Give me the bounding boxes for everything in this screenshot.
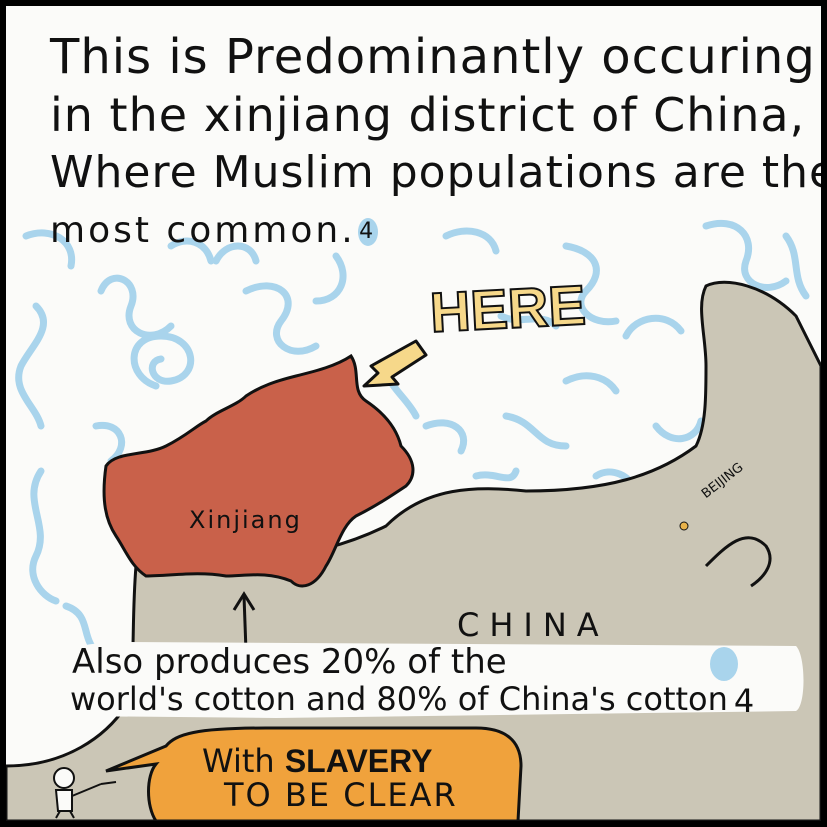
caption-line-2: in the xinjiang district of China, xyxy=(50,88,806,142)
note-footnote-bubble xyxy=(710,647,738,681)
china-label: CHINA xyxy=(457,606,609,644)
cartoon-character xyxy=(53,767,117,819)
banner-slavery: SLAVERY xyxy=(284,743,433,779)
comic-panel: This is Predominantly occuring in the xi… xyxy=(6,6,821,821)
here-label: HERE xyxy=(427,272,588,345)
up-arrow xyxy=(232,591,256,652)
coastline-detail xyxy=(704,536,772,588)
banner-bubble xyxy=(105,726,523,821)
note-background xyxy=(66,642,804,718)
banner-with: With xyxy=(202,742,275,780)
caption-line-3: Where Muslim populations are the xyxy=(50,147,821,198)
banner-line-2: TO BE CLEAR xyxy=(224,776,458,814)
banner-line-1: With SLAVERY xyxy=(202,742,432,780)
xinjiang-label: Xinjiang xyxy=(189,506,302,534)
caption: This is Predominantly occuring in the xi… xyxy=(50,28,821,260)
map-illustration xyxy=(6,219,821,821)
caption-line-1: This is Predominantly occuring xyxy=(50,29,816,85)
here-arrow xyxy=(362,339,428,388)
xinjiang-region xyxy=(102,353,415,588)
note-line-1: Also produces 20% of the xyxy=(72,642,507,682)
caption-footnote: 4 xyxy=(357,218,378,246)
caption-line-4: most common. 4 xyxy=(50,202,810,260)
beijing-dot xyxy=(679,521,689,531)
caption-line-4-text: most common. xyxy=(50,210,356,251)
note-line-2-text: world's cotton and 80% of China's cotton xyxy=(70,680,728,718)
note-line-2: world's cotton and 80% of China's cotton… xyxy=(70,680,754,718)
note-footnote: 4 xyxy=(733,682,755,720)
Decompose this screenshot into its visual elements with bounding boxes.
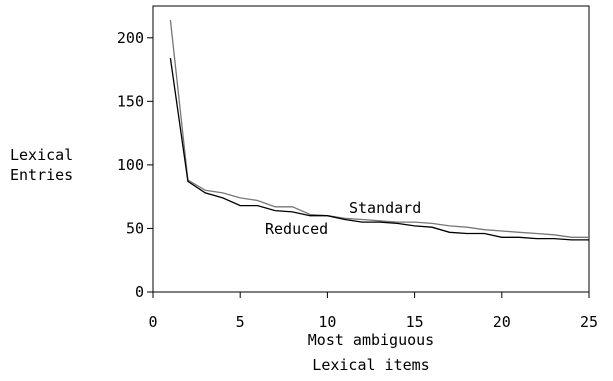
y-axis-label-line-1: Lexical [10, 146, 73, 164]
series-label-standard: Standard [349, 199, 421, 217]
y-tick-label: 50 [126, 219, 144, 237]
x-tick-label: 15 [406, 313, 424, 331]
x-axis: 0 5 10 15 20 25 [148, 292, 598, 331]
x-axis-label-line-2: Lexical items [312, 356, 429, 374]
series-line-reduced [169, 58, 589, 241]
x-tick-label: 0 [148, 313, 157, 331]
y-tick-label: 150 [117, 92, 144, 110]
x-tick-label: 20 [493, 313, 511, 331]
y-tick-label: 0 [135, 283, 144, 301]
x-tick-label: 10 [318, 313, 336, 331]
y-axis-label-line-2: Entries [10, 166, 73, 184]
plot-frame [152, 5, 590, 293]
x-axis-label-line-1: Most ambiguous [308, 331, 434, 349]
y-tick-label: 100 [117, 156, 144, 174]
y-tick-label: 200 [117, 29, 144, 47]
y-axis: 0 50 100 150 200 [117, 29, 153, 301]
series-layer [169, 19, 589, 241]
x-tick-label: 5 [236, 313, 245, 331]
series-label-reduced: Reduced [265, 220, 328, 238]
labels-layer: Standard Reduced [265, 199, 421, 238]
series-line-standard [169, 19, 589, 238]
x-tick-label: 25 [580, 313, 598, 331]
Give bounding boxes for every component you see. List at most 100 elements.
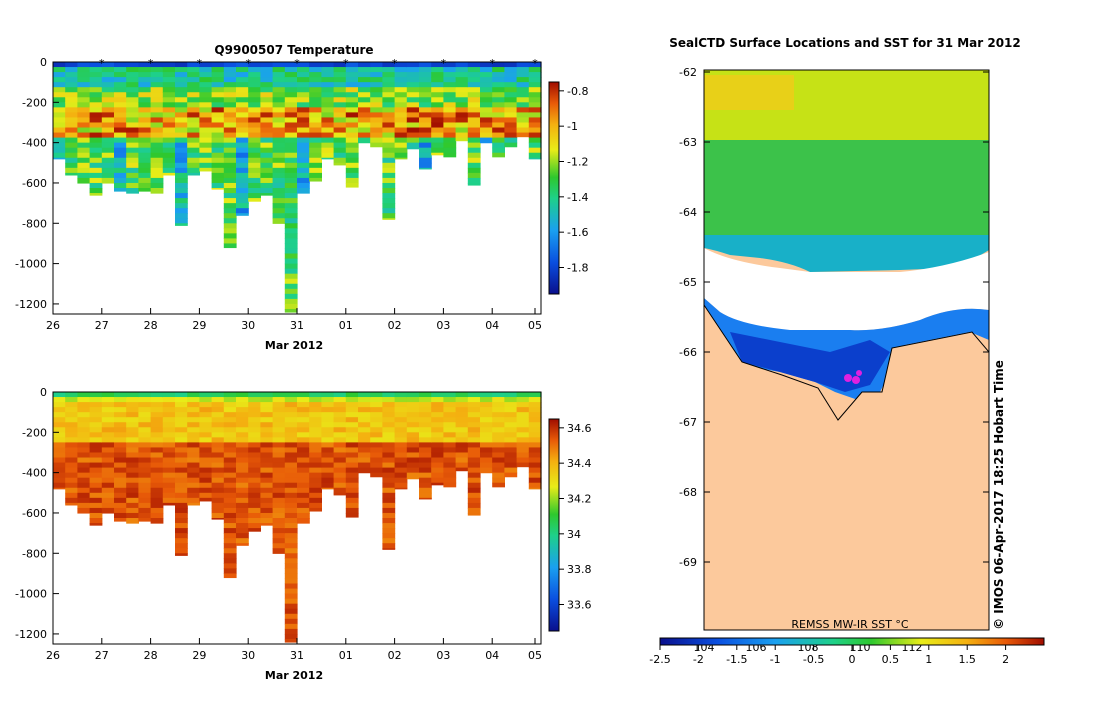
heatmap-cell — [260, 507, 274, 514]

☆ ☆ ☆ ☆

> _DIRECTION_: Copy out all of the material above line for line, without the pictures.

> _THE OUTPUT_:
Give me the bounding boxes for everything in this screenshot.
caption-line-2: in the xinjiang district of China, xyxy=(50,88,806,142)
note-footnote-bubble xyxy=(710,647,738,681)
china-label: CHINA xyxy=(457,606,609,644)
cartoon-character xyxy=(53,767,117,819)
banner-slavery: SLAVERY xyxy=(284,743,433,779)
comic-panel: This is Predominantly occuring in the xi… xyxy=(6,6,821,821)
here-label: HERE xyxy=(427,272,588,345)
up-arrow xyxy=(232,591,256,652)
coastline-detail xyxy=(704,536,772,588)
banner-bubble xyxy=(105,726,523,821)
note-background xyxy=(66,642,804,718)
banner-with: With xyxy=(202,742,275,780)
caption-line-3: Where Muslim populations are the xyxy=(50,147,821,198)
banner-line-2: TO BE CLEAR xyxy=(224,776,458,814)
banner-line-1: With SLAVERY xyxy=(202,742,432,780)
xinjiang-label: Xinjiang xyxy=(189,506,302,534)
caption: This is Predominantly occuring in the xi… xyxy=(50,28,821,260)
map-illustration xyxy=(6,219,821,821)
caption-line-1: This is Predominantly occuring xyxy=(50,29,816,85)
here-arrow xyxy=(362,339,428,388)
xinjiang-region xyxy=(102,353,415,588)
note-line-1: Also produces 20% of the xyxy=(72,642,507,682)
caption-footnote: 4 xyxy=(357,218,378,246)
caption-line-4: most common. 4 xyxy=(50,202,810,260)
beijing-dot xyxy=(679,521,689,531)
caption-line-4-text: most common. xyxy=(50,210,356,251)
note-line-2-text: world's cotton and 80% of China's cotton xyxy=(70,680,728,718)
note-line-2: world's cotton and 80% of China's cotton… xyxy=(70,680,754,718)
note-footnote: 4 xyxy=(733,682,755,720)
Decompose this screenshot into its visual elements with bounding boxes.
y-axis-label-line-1: Lexical [10, 146, 73, 164]
series-label-standard: Standard [349, 199, 421, 217]
y-tick-label: 50 [126, 219, 144, 237]
x-tick-label: 15 [406, 313, 424, 331]
x-axis: 0 5 10 15 20 25 [148, 292, 598, 331]
x-axis-label-line-2: Lexical items [312, 356, 429, 374]
series-line-reduced [169, 58, 589, 241]
x-tick-label: 0 [148, 313, 157, 331]
y-tick-label: 150 [117, 92, 144, 110]
x-tick-label: 20 [493, 313, 511, 331]
y-tick-label: 0 [135, 283, 144, 301]
x-tick-label: 10 [318, 313, 336, 331]
y-axis-label-line-2: Entries [10, 166, 73, 184]
plot-frame [152, 5, 590, 293]
x-axis-label-line-1: Most ambiguous [308, 331, 434, 349]
y-tick-label: 100 [117, 156, 144, 174]
y-tick-label: 200 [117, 29, 144, 47]
y-axis: 0 50 100 150 200 [117, 29, 153, 301]
series-layer [169, 19, 589, 241]
x-tick-label: 5 [236, 313, 245, 331]
series-label-reduced: Reduced [265, 220, 328, 238]
labels-layer: Standard Reduced [265, 199, 421, 238]
series-line-standard [169, 19, 589, 238]
x-tick-label: 25 [580, 313, 598, 331]
Give bounding boxes for every component you see. List at most 100 elements.
heatmap-cell — [260, 507, 274, 514]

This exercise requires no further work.